··· Page extract ···
The radios, too, were temperamental contraptions. They had to be plugged in, and needed antennae (called aerials then). We had to wait until the diode valves were warm and their coils were glowing. The set was to be placed correctly to receive transmissions and we prayed that the whirring fan overhead or the neighbour's electric stove would not cause static.
It was wondrous when the dial lit up. Unknown places with unpronounceable names, such as Schenectady, Poughkeepsie and Valparaiso (not in Chile but Indiana), appeared in the drawing room, and we scurried to our school atlases only to find that they were too small to be found in it. Father's date with the 9 p m news was sacrosanct, a practice he continued all his life. Mother knew better than to announce dinner and we sat dozing until it was over. It wasn't news unless Melville de Mellow or Roshan Seth pronounced it so.
An uncle introduced me to the national programme of music on Saturday nights at 9.30 p m and the Akashvani Sangit Sammelan at Diwali. The music of Bhimsen Joshi, Gangubai Hangal, Pandit Ravi Shankar, Bismillah Khan, Nikhil Bannerjee, Sharan Rani Mathur, Lalgudi Jayaram Aiyer and M L Vasanthakumari cast an enchanting spell from which I have not emerged yet, even though I had no technical understanding.
··· Records provided ···
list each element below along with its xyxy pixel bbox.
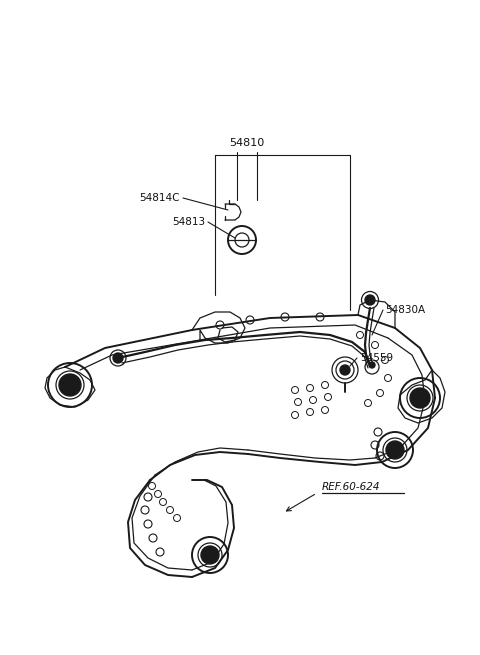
Text: 54810: 54810 [229, 138, 264, 148]
Text: 54814C: 54814C [140, 193, 180, 203]
Circle shape [365, 295, 375, 305]
Circle shape [113, 353, 123, 363]
Circle shape [369, 362, 375, 368]
Circle shape [386, 441, 404, 459]
Circle shape [59, 374, 81, 396]
Text: REF.60-624: REF.60-624 [322, 482, 381, 492]
Circle shape [410, 388, 430, 408]
Text: 54813: 54813 [172, 217, 205, 227]
Circle shape [201, 546, 219, 564]
Text: 54830A: 54830A [385, 305, 425, 315]
Circle shape [340, 365, 350, 375]
Text: 54559: 54559 [360, 353, 393, 363]
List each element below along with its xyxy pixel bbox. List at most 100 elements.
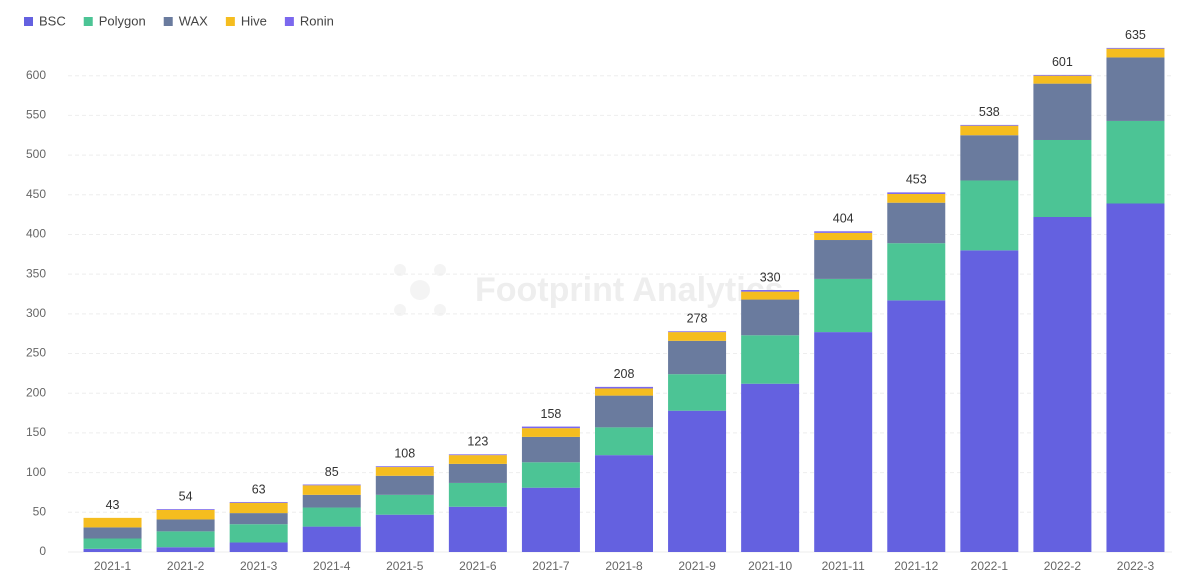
bar-segment [229,542,288,552]
y-tick-label: 250 [26,346,46,360]
bar-segment [814,332,873,552]
legend-swatch [24,17,33,26]
bar-segment [1106,47,1165,49]
bar-segment [741,335,800,384]
x-tick-label: 2021-1 [94,559,132,573]
bar-segment [887,193,946,203]
x-tick-label: 2022-1 [971,559,1009,573]
legend-swatch [83,17,93,26]
x-tick-label: 2022-3 [1117,559,1155,573]
x-tick-label: 2021-6 [459,559,497,573]
legend-label: BSC [39,13,66,28]
legend-swatch [284,17,294,26]
bar-segment [375,466,434,468]
watermark-logo [394,264,446,316]
bar-segment [668,410,727,552]
total-label: 54 [179,489,193,503]
bar-segment [814,231,873,233]
bar-segment [595,395,653,428]
total-label: 108 [394,447,415,461]
bar-segment [83,527,142,539]
bar-segment [814,278,873,333]
y-tick-label: 350 [26,266,46,280]
bar-segment [668,331,727,333]
bar-segment [960,180,1019,251]
total-label: 330 [760,270,781,284]
bar-segment [887,243,946,301]
bar-segment [887,192,946,194]
bar-segment [741,299,800,336]
total-label: 158 [541,407,562,421]
total-label: 601 [1052,55,1073,69]
y-tick-label: 600 [26,68,46,82]
total-label: 404 [833,212,854,226]
total-label: 538 [979,105,1000,119]
bar-segment [1033,139,1092,217]
legend-label: Ronin [300,13,334,28]
bar-segment [521,462,580,488]
bar-segment [1033,74,1092,76]
legend-label: Polygon [99,13,146,28]
x-tick-label: 2021-8 [605,559,643,573]
total-label: 453 [906,173,927,187]
bar-segment [1033,75,1092,84]
bar-segment [83,538,142,549]
x-tick-label: 2021-12 [894,559,938,573]
bar-segment [741,290,800,292]
bar-segment [887,300,946,552]
x-tick-label: 2021-11 [822,559,865,573]
bar-segment [375,467,434,476]
bar-segment [448,455,507,464]
x-tick-label: 2021-9 [678,559,716,573]
total-label: 635 [1125,28,1146,42]
y-tick-label: 50 [33,504,47,518]
y-tick-label: 200 [26,385,46,399]
bar-segment [521,487,580,552]
bar-segment [229,502,288,514]
total-label: 123 [467,435,488,449]
total-label: 43 [106,498,120,512]
total-label: 85 [325,465,339,479]
bar-segment [521,426,580,429]
bar-segment [595,388,653,396]
bar-segment [668,340,727,375]
bar-segment [521,428,580,437]
legend-swatch [225,17,235,26]
bar-segment [521,436,580,463]
bar-segment [448,454,507,456]
legend-label: Hive [241,13,267,28]
bar-segment [375,475,434,495]
bar-segment [1033,216,1092,552]
x-tick-label: 2021-10 [748,559,792,573]
x-tick-label: 2021-5 [386,559,424,573]
bar-segment [156,519,215,532]
total-label: 63 [252,482,266,496]
bar-segment [668,374,727,411]
y-tick-label: 500 [26,147,46,161]
bar-segment [960,125,1019,136]
bar-segment [375,494,434,515]
bar-segment [1106,57,1165,121]
bar-segment [302,507,361,527]
x-tick-label: 2021-2 [167,559,205,573]
bar-segment [83,548,142,552]
bar-segment [741,291,800,300]
bar-segment [1106,120,1165,204]
x-tick-label: 2021-4 [313,559,351,573]
bar-segment [156,547,215,552]
bar-segment [1106,48,1165,58]
y-tick-label: 550 [26,108,46,122]
bar-segment [302,526,361,552]
y-tick-label: 400 [26,227,46,241]
bar-segment [156,531,215,548]
bar-segment [302,494,361,508]
bar-segment [595,455,653,552]
total-label: 208 [614,367,635,381]
x-tick-label: 2021-7 [532,559,570,573]
bar-segment [229,524,288,543]
bar-segment [887,202,946,244]
legend-label: WAX [179,13,208,28]
bar-segment [375,514,434,552]
bar-segment [668,332,727,341]
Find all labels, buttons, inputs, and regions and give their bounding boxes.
···
## What the task requires
Reproduce the radio recollection from "An uncle introduced" to "no technical understanding.". The listing has no connection to the radio recollection.

## Expected answer
An uncle introduced me to the national programme of music on Saturday nights at 9.30 p m and the Akashvani Sangit Sammelan at Diwali. The music of Bhimsen Joshi, Gangubai Hangal, Pandit Ravi Shankar, Bismillah Khan, Nikhil Bannerjee, Sharan Rani Mathur, Lalgudi Jayaram Aiyer and M L Vasanthakumari cast an enchanting spell from which I have not emerged yet, even though I had no technical understanding.